| Instruction |
Each entry below is to be duplicated verbatim.

** BEGIN Rows **

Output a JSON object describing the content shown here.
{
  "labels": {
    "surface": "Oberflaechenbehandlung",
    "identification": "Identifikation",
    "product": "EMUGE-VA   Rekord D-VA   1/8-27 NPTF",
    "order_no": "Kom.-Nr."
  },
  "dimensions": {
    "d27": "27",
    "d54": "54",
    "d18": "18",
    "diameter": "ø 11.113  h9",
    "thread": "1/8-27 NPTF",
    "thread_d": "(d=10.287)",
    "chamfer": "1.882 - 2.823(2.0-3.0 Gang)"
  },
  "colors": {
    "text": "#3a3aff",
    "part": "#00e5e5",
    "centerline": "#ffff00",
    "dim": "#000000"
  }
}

** END Rows **

| Expected answer |
Output a JSON object describing the content shown here.
{
  "labels": {
    "surface": "Oberflaechenbehandlung",
    "identification": "Identifikation",
    "product": "EMUGE-VA   Rekord D-VA   1/8-27 NPTF",
    "order_no": "Kom.-Nr."
  },
  "dimensions": {
    "d27": "27",
    "d54": "54",
    "d18": "18",
    "diameter": "ø 11.113  h9",
    "thread": "1/8-27 NPTF",
    "thread_d": "(d=10.287)",
    "chamfer": "1.882 - 2.823(2.0-3.0 Gang)"
  },
  "colors": {
    "text": "#3a3aff",
    "part": "#00e5e5",
    "centerline": "#ffff00",
    "dim": "#000000"
  }
}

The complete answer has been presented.